(Items listed in a dataset)
□ □ □ □ □ □ □
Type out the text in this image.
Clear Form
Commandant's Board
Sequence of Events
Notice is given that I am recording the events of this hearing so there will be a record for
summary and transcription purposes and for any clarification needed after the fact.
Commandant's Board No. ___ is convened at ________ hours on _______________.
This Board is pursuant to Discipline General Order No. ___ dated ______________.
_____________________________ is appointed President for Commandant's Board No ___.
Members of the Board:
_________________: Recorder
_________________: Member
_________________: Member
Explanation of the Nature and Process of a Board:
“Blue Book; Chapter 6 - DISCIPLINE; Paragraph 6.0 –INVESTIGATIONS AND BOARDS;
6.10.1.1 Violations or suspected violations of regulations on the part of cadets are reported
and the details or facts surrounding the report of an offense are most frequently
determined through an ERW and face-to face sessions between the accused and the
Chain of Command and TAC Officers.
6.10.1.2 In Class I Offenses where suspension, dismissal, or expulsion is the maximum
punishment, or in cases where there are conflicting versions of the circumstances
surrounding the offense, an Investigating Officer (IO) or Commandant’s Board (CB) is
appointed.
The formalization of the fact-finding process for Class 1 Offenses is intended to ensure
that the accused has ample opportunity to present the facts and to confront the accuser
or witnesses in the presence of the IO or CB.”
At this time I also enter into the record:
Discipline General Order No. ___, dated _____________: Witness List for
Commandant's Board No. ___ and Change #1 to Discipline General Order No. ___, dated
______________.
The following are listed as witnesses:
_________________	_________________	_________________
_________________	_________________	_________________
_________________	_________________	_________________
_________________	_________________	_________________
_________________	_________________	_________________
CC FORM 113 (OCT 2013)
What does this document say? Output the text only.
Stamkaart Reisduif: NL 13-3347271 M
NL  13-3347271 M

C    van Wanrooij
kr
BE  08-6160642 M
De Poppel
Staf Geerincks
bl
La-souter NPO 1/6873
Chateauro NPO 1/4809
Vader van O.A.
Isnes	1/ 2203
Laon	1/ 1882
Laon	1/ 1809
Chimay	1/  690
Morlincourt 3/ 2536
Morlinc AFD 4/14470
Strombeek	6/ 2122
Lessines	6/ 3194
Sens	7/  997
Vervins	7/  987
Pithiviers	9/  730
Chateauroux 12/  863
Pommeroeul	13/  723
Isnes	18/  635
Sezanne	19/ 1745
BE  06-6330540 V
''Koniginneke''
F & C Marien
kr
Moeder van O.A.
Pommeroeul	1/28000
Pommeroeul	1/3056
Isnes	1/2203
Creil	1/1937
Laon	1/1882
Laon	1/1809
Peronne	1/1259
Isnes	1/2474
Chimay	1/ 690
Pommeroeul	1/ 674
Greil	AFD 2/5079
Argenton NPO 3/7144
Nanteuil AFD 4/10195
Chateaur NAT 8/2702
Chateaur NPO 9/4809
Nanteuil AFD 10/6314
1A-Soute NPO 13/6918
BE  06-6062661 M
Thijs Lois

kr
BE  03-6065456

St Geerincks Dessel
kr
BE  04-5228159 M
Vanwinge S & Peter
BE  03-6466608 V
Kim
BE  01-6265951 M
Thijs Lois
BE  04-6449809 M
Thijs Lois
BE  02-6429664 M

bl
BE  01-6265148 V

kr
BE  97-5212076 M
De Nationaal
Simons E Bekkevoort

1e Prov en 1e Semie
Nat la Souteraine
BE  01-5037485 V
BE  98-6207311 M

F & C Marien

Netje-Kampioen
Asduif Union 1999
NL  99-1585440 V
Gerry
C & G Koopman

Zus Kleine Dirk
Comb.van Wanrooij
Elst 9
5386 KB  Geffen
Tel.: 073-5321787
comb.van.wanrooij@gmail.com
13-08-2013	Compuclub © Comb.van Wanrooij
□ □ □ □ □ □ □
Set problem
Each entry above is to be quoted exactly.

Task answer
Type out the text in this image.
Clear Form
Commandant's Board
Sequence of Events
Notice is given that I am recording the events of this hearing so there will be a record for
summary and transcription purposes and for any clarification needed after the fact.
Commandant's Board No. ___ is convened at ________ hours on _______________.
This Board is pursuant to Discipline General Order No. ___ dated ______________.
_____________________________ is appointed President for Commandant's Board No ___.
Members of the Board:
_________________: Recorder
_________________: Member
_________________: Member
Explanation of the Nature and Process of a Board:
“Blue Book; Chapter 6 - DISCIPLINE; Paragraph 6.0 –INVESTIGATIONS AND BOARDS;
6.10.1.1 Violations or suspected violations of regulations on the part of cadets are reported
and the details or facts surrounding the report of an offense are most frequently
determined through an ERW and face-to face sessions between the accused and the
Chain of Command and TAC Officers.
6.10.1.2 In Class I Offenses where suspension, dismissal, or expulsion is the maximum
punishment, or in cases where there are conflicting versions of the circumstances
surrounding the offense, an Investigating Officer (IO) or Commandant’s Board (CB) is
appointed.
The formalization of the fact-finding process for Class 1 Offenses is intended to ensure
that the accused has ample opportunity to present the facts and to confront the accuser
or witnesses in the presence of the IO or CB.”
At this time I also enter into the record:
Discipline General Order No. ___, dated _____________: Witness List for
Commandant's Board No. ___ and Change #1 to Discipline General Order No. ___, dated
______________.
The following are listed as witnesses:
_________________	_________________	_________________
_________________	_________________	_________________
_________________	_________________	_________________
_________________	_________________	_________________
_________________	_________________	_________________
CC FORM 113 (OCT 2013)
What does this document say? Output the text only.
Stamkaart Reisduif: NL 13-3347271 M
NL  13-3347271 M

C    van Wanrooij
kr
BE  08-6160642 M
De Poppel
Staf Geerincks
bl
La-souter NPO 1/6873
Chateauro NPO 1/4809
Vader van O.A.
Isnes	1/ 2203
Laon	1/ 1882
Laon	1/ 1809
Chimay	1/  690
Morlincourt 3/ 2536
Morlinc AFD 4/14470
Strombeek	6/ 2122
Lessines	6/ 3194
Sens	7/  997
Vervins	7/  987
Pithiviers	9/  730
Chateauroux 12/  863
Pommeroeul	13/  723
Isnes	18/  635
Sezanne	19/ 1745
BE  06-6330540 V
''Koniginneke''
F & C Marien
kr
Moeder van O.A.
Pommeroeul	1/28000
Pommeroeul	1/3056
Isnes	1/2203
Creil	1/1937
Laon	1/1882
Laon	1/1809
Peronne	1/1259
Isnes	1/2474
Chimay	1/ 690
Pommeroeul	1/ 674
Greil	AFD 2/5079
Argenton NPO 3/7144
Nanteuil AFD 4/10195
Chateaur NAT 8/2702
Chateaur NPO 9/4809
Nanteuil AFD 10/6314
1A-Soute NPO 13/6918
BE  06-6062661 M
Thijs Lois

kr
BE  03-6065456

St Geerincks Dessel
kr
BE  04-5228159 M
Vanwinge S & Peter
BE  03-6466608 V
Kim
BE  01-6265951 M
Thijs Lois
BE  04-6449809 M
Thijs Lois
BE  02-6429664 M

bl
BE  01-6265148 V

kr
BE  97-5212076 M
De Nationaal
Simons E Bekkevoort

1e Prov en 1e Semie
Nat la Souteraine
BE  01-5037485 V
BE  98-6207311 M

F & C Marien

Netje-Kampioen
Asduif Union 1999
NL  99-1585440 V
Gerry
C & G Koopman

Zus Kleine Dirk
Comb.van Wanrooij
Elst 9
5386 KB  Geffen
Tel.: 073-5321787
comb.van.wanrooij@gmail.com
13-08-2013	Compuclub © Comb.van Wanrooij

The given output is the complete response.